__GIVEN REQUEST__
Write out the listing below in full and exactly, leaving out every picture.

# start of WORKING DATA

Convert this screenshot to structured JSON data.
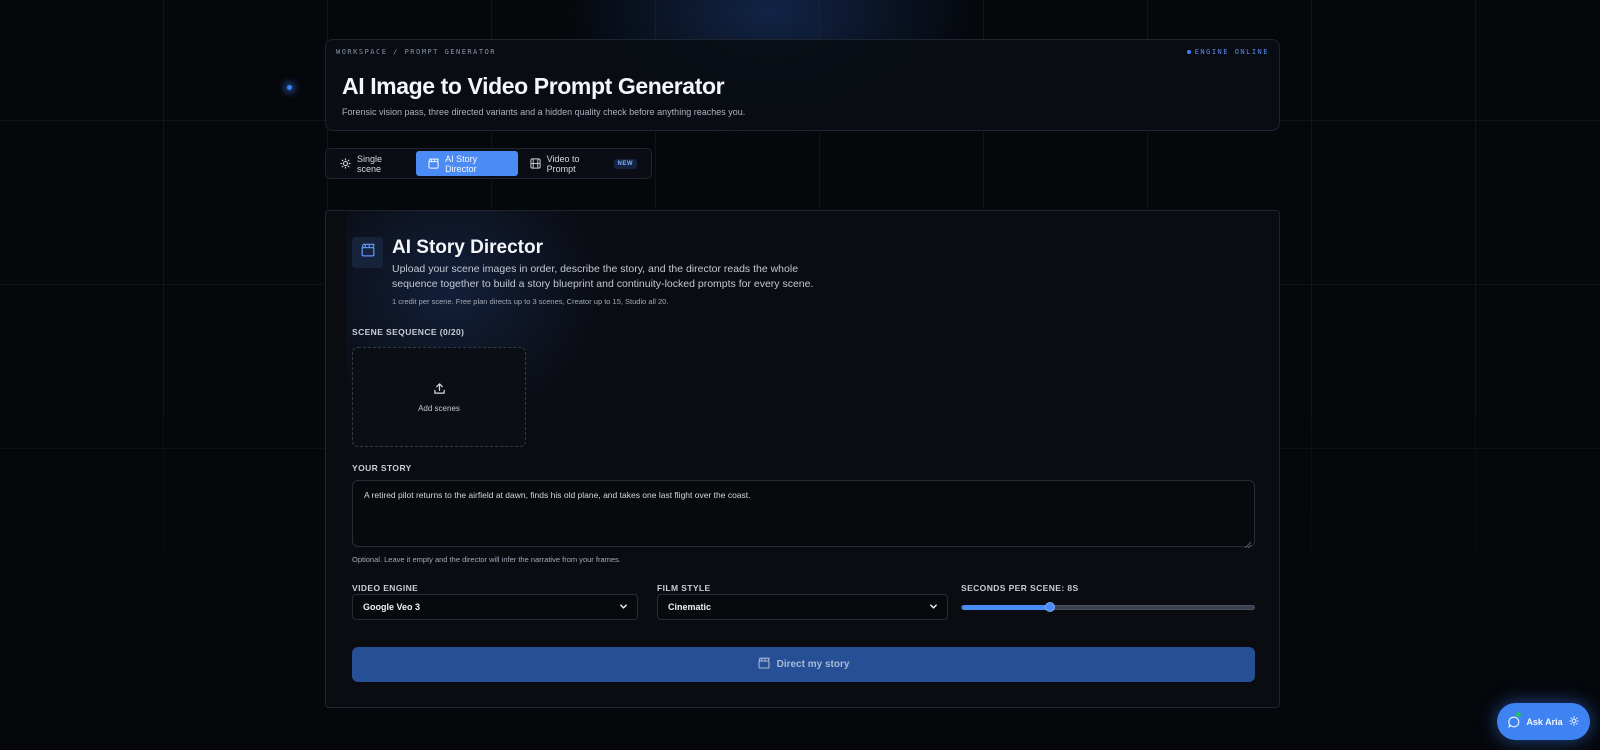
{
  "header": {
    "breadcrumb": "WORKSPACE / PROMPT GENERATOR",
    "status": "ENGINE ONLINE",
    "title": "AI Image to Video Prompt Generator",
    "subtitle": "Forensic vision pass, three directed variants and a hidden quality check before anything reaches you."
  },
  "tabs": [
    {
      "label": "Single scene",
      "icon": "sparkle-icon",
      "active": false
    },
    {
      "label": "AI Story Director",
      "icon": "clapperboard-icon",
      "active": true
    },
    {
      "label": "Video to Prompt",
      "icon": "film-icon",
      "active": false,
      "badge": "NEW"
    }
  ],
  "director": {
    "icon": "clapperboard-icon",
    "title": "AI Story Director",
    "description": "Upload your scene images in order, describe the story, and the director reads the whole sequence together to build a story blueprint and continuity-locked prompts for every scene.",
    "credit_note": "1 credit per scene. Free plan directs up to 3 scenes, Creator up to 15, Studio all 20."
  },
  "scenes": {
    "label": "SCENE SEQUENCE (0/20)",
    "add_label": "Add scenes",
    "add_icon": "upload-icon"
  },
  "story": {
    "label": "YOUR STORY",
    "value": "A retired pilot returns to the airfield at dawn, finds his old plane, and takes one last flight over the coast.",
    "hint": "Optional. Leave it empty and the director will infer the narrative from your frames."
  },
  "video_engine": {
    "label": "VIDEO ENGINE",
    "value": "Google Veo 3"
  },
  "film_style": {
    "label": "FILM STYLE",
    "value": "Cinematic"
  },
  "seconds": {
    "label": "SECONDS PER SCENE: 8S",
    "value": 8,
    "min": 2,
    "max": 20,
    "fraction": 0.3
  },
  "submit": {
    "label": "Direct my story",
    "icon": "clapperboard-icon"
  },
  "chat": {
    "label": "Ask Aria",
    "icon": "chat-bubble-icon",
    "trailing_icon": "sparkle-icon"
  },
  "colors": {
    "accent": "#4a8bf5",
    "background": "#05070b",
    "card": "#0a0d13",
    "status_online": "#22c55e"
  }
}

# end of WORKING DATA

__FINISHED TASK__
Convert this screenshot to structured JSON data.
{
  "header": {
    "breadcrumb": "WORKSPACE / PROMPT GENERATOR",
    "status": "ENGINE ONLINE",
    "title": "AI Image to Video Prompt Generator",
    "subtitle": "Forensic vision pass, three directed variants and a hidden quality check before anything reaches you."
  },
  "tabs": [
    {
      "label": "Single scene",
      "icon": "sparkle-icon",
      "active": false
    },
    {
      "label": "AI Story Director",
      "icon": "clapperboard-icon",
      "active": true
    },
    {
      "label": "Video to Prompt",
      "icon": "film-icon",
      "active": false,
      "badge": "NEW"
    }
  ],
  "director": {
    "icon": "clapperboard-icon",
    "title": "AI Story Director",
    "description": "Upload your scene images in order, describe the story, and the director reads the whole sequence together to build a story blueprint and continuity-locked prompts for every scene.",
    "credit_note": "1 credit per scene. Free plan directs up to 3 scenes, Creator up to 15, Studio all 20."
  },
  "scenes": {
    "label": "SCENE SEQUENCE (0/20)",
    "add_label": "Add scenes",
    "add_icon": "upload-icon"
  },
  "story": {
    "label": "YOUR STORY",
    "value": "A retired pilot returns to the airfield at dawn, finds his old plane, and takes one last flight over the coast.",
    "hint": "Optional. Leave it empty and the director will infer the narrative from your frames."
  },
  "video_engine": {
    "label": "VIDEO ENGINE",
    "value": "Google Veo 3"
  },
  "film_style": {
    "label": "FILM STYLE",
    "value": "Cinematic"
  },
  "seconds": {
    "label": "SECONDS PER SCENE: 8S",
    "value": 8,
    "min": 2,
    "max": 20,
    "fraction": 0.3
  },
  "submit": {
    "label": "Direct my story",
    "icon": "clapperboard-icon"
  },
  "chat": {
    "label": "Ask Aria",
    "icon": "chat-bubble-icon",
    "trailing_icon": "sparkle-icon"
  },
  "colors": {
    "accent": "#4a8bf5",
    "background": "#05070b",
    "card": "#0a0d13",
    "status_online": "#22c55e"
  }
}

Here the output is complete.